(Data records)

++++++++++

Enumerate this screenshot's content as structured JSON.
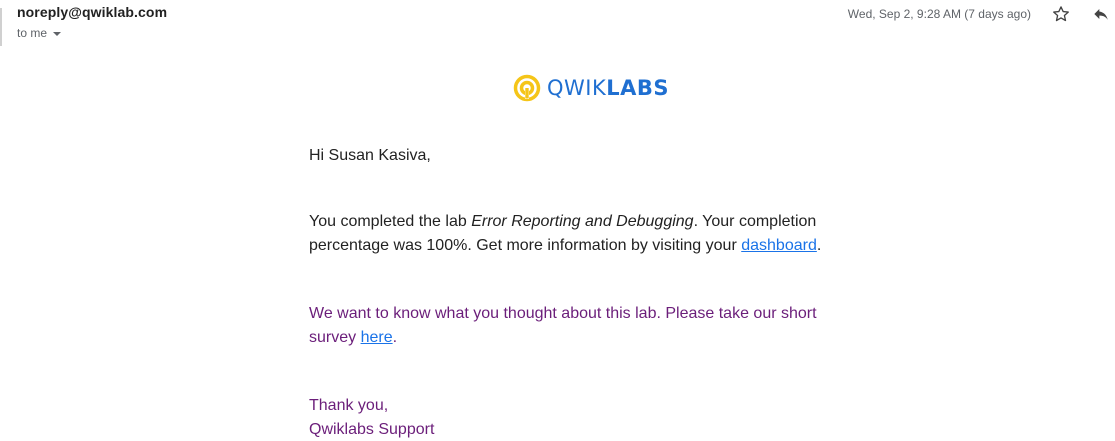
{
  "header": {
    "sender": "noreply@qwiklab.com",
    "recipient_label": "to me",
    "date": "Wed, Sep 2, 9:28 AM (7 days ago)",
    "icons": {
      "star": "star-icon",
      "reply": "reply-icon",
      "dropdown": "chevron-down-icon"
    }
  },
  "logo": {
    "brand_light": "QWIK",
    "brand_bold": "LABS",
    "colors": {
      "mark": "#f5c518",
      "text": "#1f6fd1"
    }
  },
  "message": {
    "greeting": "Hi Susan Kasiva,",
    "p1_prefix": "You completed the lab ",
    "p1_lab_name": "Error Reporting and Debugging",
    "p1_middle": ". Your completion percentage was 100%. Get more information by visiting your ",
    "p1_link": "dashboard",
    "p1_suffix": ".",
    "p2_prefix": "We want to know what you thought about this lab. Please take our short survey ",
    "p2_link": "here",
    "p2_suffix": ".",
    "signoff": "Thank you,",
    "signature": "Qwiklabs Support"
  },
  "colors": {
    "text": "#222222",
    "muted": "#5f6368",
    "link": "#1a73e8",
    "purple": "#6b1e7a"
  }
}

++++++++++

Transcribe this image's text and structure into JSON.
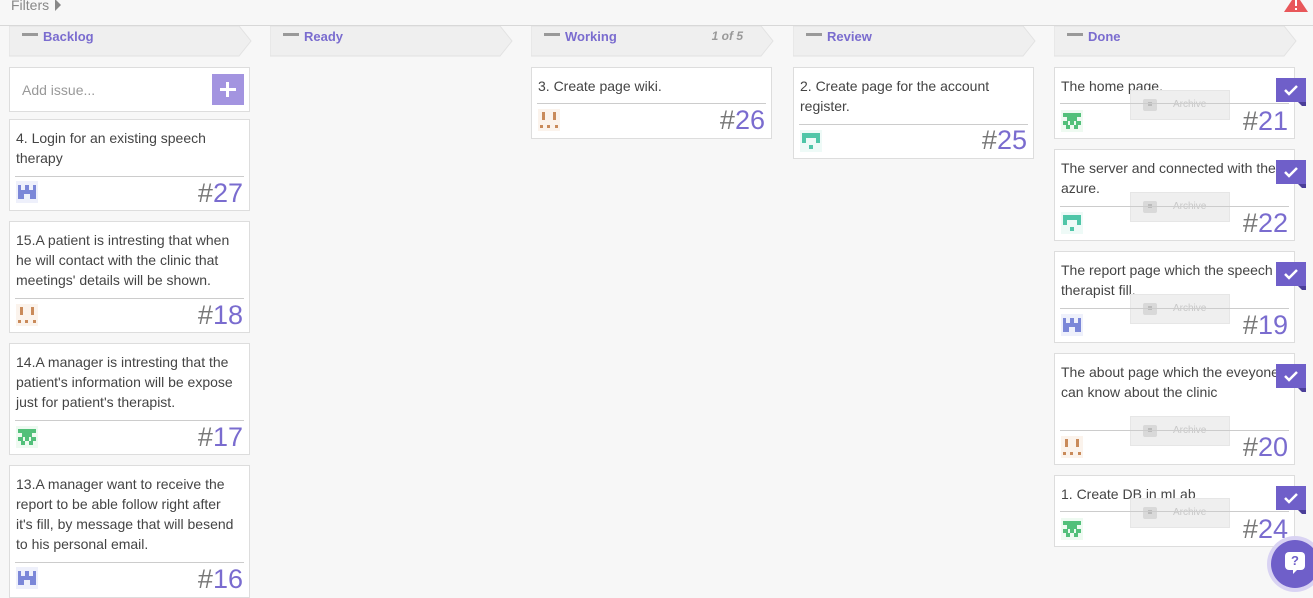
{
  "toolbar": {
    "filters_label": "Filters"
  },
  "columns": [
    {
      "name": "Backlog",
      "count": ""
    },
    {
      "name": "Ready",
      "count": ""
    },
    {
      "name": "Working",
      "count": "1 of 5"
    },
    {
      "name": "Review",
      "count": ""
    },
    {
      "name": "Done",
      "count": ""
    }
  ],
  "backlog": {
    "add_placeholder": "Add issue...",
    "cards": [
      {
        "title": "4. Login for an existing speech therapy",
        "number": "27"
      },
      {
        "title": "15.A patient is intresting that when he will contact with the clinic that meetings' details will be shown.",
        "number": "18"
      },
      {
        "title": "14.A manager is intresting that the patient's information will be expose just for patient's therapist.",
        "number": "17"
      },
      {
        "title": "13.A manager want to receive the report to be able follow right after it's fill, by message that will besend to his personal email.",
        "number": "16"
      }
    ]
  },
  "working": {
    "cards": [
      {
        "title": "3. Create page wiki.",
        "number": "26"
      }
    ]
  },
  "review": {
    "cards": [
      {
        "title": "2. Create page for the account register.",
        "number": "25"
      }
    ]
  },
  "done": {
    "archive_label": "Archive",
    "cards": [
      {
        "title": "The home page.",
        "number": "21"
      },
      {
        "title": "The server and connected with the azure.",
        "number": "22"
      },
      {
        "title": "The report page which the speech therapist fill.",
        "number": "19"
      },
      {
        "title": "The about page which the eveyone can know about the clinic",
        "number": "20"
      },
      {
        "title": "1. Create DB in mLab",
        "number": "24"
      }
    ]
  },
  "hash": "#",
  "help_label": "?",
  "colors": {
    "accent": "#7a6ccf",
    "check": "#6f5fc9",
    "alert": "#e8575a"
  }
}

++++++++++

Task statement: Establish how many lines of the records contain the string "information" and state that number without elaboration.

Solved problem: 2